> WHAT YOU SHOULD DO:
Pick out each line below containing "this".

> DATA EXTRACT:
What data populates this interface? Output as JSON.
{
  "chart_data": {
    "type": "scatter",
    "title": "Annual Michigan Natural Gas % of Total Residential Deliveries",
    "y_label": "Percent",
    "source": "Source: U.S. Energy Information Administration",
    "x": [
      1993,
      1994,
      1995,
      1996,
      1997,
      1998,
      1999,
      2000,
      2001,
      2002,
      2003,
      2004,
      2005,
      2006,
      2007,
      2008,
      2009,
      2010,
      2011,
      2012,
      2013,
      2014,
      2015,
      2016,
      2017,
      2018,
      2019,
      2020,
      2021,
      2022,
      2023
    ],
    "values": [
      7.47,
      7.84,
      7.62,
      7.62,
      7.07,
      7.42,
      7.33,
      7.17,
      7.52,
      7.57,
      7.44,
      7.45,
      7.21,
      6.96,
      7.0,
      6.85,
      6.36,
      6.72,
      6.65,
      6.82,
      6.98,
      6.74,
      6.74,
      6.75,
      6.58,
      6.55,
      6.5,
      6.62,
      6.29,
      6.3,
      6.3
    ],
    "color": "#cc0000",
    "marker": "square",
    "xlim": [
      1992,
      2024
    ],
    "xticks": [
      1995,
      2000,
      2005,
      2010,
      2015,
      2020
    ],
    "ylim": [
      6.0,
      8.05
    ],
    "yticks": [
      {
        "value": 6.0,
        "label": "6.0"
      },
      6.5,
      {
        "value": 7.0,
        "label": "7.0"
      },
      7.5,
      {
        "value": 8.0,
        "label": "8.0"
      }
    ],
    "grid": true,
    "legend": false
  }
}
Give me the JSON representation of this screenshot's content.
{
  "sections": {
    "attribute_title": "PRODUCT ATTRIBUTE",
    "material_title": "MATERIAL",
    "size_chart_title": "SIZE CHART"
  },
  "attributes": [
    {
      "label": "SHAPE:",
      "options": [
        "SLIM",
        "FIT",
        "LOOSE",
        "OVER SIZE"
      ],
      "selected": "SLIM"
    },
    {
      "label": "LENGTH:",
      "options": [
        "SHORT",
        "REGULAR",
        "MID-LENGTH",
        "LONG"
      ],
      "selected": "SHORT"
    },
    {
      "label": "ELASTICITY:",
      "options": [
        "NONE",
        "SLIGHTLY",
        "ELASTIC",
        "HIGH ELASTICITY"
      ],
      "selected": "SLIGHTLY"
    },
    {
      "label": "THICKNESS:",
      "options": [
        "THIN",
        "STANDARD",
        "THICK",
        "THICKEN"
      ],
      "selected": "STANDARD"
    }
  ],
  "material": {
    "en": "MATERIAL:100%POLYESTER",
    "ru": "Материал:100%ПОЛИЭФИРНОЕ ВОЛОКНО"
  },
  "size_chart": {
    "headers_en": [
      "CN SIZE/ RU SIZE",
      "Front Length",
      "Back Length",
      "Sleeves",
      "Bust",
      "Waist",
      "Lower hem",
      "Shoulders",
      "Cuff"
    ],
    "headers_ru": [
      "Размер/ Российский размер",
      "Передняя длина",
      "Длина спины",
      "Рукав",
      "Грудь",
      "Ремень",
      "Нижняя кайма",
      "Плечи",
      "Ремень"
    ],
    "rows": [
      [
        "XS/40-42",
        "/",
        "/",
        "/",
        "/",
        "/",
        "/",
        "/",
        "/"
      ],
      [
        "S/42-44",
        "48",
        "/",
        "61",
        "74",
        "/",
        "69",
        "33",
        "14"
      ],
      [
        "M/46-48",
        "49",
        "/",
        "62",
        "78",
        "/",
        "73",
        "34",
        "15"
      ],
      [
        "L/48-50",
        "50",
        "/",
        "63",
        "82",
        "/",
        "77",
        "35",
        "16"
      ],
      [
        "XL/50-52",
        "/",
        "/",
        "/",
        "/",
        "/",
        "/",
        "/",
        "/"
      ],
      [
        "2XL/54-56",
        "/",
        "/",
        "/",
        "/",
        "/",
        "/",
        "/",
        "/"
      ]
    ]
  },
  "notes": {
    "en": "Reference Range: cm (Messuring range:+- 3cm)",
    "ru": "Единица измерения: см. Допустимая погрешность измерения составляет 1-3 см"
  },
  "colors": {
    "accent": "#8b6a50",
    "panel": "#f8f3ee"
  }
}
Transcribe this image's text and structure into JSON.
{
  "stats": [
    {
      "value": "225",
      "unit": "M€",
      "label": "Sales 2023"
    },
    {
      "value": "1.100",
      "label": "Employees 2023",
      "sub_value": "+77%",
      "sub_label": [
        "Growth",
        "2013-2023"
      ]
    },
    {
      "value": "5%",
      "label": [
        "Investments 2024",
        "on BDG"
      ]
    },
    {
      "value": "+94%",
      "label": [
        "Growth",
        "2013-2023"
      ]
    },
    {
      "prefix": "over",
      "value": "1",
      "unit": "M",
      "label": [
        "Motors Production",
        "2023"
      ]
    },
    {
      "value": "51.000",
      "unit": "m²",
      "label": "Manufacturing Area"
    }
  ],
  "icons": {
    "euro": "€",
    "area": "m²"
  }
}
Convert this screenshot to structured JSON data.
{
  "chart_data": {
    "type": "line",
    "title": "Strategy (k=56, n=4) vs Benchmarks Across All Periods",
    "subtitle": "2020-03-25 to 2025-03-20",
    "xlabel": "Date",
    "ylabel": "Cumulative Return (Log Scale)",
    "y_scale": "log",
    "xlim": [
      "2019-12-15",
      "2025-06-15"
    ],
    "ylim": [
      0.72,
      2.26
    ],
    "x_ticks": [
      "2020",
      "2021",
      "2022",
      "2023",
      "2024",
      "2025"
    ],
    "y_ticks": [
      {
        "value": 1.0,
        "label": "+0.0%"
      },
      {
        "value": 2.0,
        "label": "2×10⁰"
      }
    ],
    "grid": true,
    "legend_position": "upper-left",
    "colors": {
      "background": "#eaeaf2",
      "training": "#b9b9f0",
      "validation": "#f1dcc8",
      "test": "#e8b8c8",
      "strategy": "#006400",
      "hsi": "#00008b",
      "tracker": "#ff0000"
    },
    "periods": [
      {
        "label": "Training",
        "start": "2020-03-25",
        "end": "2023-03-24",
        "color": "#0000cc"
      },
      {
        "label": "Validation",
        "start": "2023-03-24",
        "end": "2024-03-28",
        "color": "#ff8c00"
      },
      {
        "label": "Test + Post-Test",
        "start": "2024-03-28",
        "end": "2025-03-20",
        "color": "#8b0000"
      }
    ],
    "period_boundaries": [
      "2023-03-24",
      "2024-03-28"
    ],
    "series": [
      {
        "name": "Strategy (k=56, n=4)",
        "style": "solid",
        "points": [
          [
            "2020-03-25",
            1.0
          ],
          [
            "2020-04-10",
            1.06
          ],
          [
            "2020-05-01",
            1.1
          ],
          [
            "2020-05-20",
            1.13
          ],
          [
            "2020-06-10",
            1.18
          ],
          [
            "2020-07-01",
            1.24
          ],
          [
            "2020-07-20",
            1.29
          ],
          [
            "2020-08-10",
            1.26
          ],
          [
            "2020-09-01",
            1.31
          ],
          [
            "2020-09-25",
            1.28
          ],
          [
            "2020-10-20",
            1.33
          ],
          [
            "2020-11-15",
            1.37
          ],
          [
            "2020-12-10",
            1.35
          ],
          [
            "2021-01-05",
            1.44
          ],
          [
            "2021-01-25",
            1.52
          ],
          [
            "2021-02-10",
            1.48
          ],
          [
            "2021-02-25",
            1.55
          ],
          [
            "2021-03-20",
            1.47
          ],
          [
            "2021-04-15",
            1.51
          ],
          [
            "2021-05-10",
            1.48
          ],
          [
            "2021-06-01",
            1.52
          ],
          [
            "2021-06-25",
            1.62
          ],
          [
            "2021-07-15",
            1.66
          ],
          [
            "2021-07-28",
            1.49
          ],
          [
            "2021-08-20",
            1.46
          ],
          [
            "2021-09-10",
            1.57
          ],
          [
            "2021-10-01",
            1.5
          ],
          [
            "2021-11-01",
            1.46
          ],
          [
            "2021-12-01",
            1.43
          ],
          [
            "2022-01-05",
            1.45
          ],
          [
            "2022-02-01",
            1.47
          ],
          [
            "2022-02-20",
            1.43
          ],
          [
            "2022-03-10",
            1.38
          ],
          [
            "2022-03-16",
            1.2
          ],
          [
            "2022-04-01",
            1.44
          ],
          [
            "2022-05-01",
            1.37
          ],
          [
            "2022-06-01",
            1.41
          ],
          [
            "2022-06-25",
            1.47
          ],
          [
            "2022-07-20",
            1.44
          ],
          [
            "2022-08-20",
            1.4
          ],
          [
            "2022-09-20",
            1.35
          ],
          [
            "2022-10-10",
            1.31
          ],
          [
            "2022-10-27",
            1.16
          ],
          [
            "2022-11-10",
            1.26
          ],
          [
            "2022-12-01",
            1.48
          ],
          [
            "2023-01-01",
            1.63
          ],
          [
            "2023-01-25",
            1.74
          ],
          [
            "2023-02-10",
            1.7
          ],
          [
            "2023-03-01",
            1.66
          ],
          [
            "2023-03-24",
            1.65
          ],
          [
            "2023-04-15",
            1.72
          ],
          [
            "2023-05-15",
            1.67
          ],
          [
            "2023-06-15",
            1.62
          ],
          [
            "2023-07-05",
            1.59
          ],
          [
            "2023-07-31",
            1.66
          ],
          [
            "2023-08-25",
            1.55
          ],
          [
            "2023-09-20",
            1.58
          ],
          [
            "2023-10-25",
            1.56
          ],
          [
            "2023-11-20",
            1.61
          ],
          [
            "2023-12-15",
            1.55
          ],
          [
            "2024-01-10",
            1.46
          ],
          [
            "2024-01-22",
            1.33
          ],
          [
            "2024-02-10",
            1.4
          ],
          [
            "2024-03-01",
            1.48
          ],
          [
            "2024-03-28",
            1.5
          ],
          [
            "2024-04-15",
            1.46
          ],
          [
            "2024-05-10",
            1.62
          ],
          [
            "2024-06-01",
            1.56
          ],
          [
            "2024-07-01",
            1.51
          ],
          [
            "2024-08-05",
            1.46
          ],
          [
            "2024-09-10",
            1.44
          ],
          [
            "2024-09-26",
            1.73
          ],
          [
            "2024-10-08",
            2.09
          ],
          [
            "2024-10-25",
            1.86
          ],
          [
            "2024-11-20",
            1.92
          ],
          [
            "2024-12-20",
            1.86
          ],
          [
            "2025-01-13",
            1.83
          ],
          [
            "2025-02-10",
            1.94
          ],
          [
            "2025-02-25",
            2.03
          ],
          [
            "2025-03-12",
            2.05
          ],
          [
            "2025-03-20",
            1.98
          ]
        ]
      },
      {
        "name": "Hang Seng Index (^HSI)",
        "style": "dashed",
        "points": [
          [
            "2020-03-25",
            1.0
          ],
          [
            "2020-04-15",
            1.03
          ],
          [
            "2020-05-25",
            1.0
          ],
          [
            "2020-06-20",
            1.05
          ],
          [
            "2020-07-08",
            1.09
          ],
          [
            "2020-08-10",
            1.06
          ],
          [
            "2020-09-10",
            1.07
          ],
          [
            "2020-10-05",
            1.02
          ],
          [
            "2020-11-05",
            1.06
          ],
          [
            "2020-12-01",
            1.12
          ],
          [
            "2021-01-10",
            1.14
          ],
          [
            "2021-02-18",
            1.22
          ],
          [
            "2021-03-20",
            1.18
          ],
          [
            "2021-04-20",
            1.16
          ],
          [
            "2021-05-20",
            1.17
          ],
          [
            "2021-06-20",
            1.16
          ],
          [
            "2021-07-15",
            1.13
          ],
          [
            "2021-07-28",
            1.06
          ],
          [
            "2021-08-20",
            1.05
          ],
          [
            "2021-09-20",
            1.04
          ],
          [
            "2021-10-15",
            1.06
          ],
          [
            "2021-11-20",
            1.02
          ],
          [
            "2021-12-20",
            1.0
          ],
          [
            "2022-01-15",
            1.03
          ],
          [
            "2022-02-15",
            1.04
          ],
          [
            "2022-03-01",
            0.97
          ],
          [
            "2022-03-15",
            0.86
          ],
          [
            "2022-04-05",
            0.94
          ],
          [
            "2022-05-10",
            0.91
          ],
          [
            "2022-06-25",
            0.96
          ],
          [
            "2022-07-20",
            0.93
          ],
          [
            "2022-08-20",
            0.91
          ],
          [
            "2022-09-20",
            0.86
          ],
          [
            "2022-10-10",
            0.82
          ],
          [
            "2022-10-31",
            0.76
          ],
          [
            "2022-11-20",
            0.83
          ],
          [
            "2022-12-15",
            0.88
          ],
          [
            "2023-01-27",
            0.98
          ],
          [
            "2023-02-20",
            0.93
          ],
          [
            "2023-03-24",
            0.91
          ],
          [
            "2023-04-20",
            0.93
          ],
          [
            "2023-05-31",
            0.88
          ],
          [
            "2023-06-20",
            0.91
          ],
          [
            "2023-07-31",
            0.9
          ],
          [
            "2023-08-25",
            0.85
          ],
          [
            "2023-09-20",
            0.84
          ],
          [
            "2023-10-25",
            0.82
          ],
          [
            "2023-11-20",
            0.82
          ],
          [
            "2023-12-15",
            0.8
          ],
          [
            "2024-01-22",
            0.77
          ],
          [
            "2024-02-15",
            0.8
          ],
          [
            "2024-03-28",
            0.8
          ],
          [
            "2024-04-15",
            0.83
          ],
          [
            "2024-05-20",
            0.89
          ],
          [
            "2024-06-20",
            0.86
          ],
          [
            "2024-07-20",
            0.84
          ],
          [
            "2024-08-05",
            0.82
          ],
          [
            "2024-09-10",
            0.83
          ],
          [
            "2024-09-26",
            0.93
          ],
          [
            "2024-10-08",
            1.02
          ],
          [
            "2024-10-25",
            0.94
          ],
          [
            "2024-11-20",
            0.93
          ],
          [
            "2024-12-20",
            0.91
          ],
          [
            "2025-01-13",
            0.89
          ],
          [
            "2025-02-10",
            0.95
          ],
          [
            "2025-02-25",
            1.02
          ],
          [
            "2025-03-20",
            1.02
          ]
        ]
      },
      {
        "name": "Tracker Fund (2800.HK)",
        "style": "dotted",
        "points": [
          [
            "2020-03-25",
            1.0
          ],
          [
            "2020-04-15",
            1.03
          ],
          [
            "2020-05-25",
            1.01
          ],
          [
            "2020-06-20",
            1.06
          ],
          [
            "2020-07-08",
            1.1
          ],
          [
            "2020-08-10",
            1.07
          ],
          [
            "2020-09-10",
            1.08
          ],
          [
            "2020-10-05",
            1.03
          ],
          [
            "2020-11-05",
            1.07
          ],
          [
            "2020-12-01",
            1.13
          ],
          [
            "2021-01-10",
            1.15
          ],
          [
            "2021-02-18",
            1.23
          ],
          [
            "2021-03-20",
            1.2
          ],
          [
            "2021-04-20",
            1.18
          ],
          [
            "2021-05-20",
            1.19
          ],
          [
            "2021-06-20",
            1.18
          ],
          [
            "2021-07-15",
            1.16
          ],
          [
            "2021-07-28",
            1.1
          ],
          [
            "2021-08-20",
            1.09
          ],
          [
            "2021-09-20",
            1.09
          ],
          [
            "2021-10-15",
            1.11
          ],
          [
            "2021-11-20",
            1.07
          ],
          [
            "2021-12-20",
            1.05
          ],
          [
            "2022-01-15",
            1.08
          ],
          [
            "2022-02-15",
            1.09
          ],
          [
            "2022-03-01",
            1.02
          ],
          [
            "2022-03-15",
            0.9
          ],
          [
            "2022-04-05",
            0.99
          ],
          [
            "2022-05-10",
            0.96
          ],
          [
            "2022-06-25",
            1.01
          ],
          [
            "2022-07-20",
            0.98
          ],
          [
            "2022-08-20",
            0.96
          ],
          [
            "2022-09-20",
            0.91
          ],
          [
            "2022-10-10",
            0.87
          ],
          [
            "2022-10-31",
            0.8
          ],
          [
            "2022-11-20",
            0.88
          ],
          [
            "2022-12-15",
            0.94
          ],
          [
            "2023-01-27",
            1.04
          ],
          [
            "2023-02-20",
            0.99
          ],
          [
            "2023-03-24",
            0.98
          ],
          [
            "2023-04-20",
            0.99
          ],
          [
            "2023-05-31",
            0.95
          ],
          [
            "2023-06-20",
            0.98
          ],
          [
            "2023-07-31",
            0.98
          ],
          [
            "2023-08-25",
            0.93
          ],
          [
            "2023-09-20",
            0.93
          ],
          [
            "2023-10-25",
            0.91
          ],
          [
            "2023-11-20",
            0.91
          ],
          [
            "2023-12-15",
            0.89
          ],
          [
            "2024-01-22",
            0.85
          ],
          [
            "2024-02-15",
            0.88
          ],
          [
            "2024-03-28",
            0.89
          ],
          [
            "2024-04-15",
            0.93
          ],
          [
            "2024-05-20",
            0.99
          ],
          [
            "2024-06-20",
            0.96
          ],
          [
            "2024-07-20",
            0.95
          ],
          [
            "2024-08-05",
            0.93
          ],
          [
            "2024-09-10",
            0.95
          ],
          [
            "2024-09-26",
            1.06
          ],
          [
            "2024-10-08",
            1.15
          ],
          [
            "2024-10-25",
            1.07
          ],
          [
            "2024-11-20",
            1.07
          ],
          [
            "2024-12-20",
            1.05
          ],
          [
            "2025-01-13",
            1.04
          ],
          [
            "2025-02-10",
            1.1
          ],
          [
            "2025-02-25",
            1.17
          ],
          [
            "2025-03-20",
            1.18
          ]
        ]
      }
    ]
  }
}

> EXERCISE RESPONSE:
What data populates this interface? Output as JSON.
Give me the JSON representation of this screenshot's content.
Transcribe this image's text and structure into JSON.
Convert this screenshot to structured JSON data.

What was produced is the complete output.